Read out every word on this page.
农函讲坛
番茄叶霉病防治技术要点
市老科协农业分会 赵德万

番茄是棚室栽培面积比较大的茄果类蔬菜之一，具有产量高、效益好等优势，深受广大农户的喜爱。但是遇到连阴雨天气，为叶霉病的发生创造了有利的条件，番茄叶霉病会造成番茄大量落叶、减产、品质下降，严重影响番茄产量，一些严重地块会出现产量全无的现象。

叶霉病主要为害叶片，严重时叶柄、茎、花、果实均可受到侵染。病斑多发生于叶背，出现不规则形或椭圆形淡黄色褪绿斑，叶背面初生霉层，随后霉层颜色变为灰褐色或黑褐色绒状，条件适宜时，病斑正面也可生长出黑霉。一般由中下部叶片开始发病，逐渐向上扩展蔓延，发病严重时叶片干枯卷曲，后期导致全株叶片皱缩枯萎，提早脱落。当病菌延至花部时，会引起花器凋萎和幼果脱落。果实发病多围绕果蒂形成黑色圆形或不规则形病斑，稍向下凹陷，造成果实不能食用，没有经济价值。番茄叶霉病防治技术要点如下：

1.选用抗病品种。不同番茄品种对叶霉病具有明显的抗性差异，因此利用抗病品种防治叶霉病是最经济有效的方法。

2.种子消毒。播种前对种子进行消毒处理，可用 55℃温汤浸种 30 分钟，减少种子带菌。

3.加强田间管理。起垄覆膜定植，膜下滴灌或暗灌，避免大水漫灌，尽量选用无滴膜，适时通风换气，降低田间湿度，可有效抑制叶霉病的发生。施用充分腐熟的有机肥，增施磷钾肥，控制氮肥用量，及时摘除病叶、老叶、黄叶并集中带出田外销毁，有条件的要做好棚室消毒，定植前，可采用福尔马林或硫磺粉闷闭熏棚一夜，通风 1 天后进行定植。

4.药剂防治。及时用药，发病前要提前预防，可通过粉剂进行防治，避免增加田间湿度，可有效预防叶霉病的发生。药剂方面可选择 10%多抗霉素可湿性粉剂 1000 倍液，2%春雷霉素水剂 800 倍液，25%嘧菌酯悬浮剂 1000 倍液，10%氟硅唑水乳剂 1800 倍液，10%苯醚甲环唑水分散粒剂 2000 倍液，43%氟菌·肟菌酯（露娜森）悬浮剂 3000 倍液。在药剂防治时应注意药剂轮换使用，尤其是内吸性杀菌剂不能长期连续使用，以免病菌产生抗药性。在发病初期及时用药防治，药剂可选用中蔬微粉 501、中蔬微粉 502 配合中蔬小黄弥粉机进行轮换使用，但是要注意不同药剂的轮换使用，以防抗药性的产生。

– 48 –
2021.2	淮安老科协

* **WRITTEN TASK**: Every line of the records above needs to be given again exactly.

* **SOLUTION FOR THIS EXERCISE**:
Read out every word on this page.
农函讲坛
番茄叶霉病防治技术要点
市老科协农业分会 赵德万

番茄是棚室栽培面积比较大的茄果类蔬菜之一，具有产量高、效益好等优势，深受广大农户的喜爱。但是遇到连阴雨天气，为叶霉病的发生创造了有利的条件，番茄叶霉病会造成番茄大量落叶、减产、品质下降，严重影响番茄产量，一些严重地块会出现产量全无的现象。

叶霉病主要为害叶片，严重时叶柄、茎、花、果实均可受到侵染。病斑多发生于叶背，出现不规则形或椭圆形淡黄色褪绿斑，叶背面初生霉层，随后霉层颜色变为灰褐色或黑褐色绒状，条件适宜时，病斑正面也可生长出黑霉。一般由中下部叶片开始发病，逐渐向上扩展蔓延，发病严重时叶片干枯卷曲，后期导致全株叶片皱缩枯萎，提早脱落。当病菌延至花部时，会引起花器凋萎和幼果脱落。果实发病多围绕果蒂形成黑色圆形或不规则形病斑，稍向下凹陷，造成果实不能食用，没有经济价值。番茄叶霉病防治技术要点如下：

1.选用抗病品种。不同番茄品种对叶霉病具有明显的抗性差异，因此利用抗病品种防治叶霉病是最经济有效的方法。

2.种子消毒。播种前对种子进行消毒处理，可用 55℃温汤浸种 30 分钟，减少种子带菌。

3.加强田间管理。起垄覆膜定植，膜下滴灌或暗灌，避免大水漫灌，尽量选用无滴膜，适时通风换气，降低田间湿度，可有效抑制叶霉病的发生。施用充分腐熟的有机肥，增施磷钾肥，控制氮肥用量，及时摘除病叶、老叶、黄叶并集中带出田外销毁，有条件的要做好棚室消毒，定植前，可采用福尔马林或硫磺粉闷闭熏棚一夜，通风 1 天后进行定植。

4.药剂防治。及时用药，发病前要提前预防，可通过粉剂进行防治，避免增加田间湿度，可有效预防叶霉病的发生。药剂方面可选择 10%多抗霉素可湿性粉剂 1000 倍液，2%春雷霉素水剂 800 倍液，25%嘧菌酯悬浮剂 1000 倍液，10%氟硅唑水乳剂 1800 倍液，10%苯醚甲环唑水分散粒剂 2000 倍液，43%氟菌·肟菌酯（露娜森）悬浮剂 3000 倍液。在药剂防治时应注意药剂轮换使用，尤其是内吸性杀菌剂不能长期连续使用，以免病菌产生抗药性。在发病初期及时用药防治，药剂可选用中蔬微粉 501、中蔬微粉 502 配合中蔬小黄弥粉机进行轮换使用，但是要注意不同药剂的轮换使用，以防抗药性的产生。

– 48 –
2021.2	淮安老科协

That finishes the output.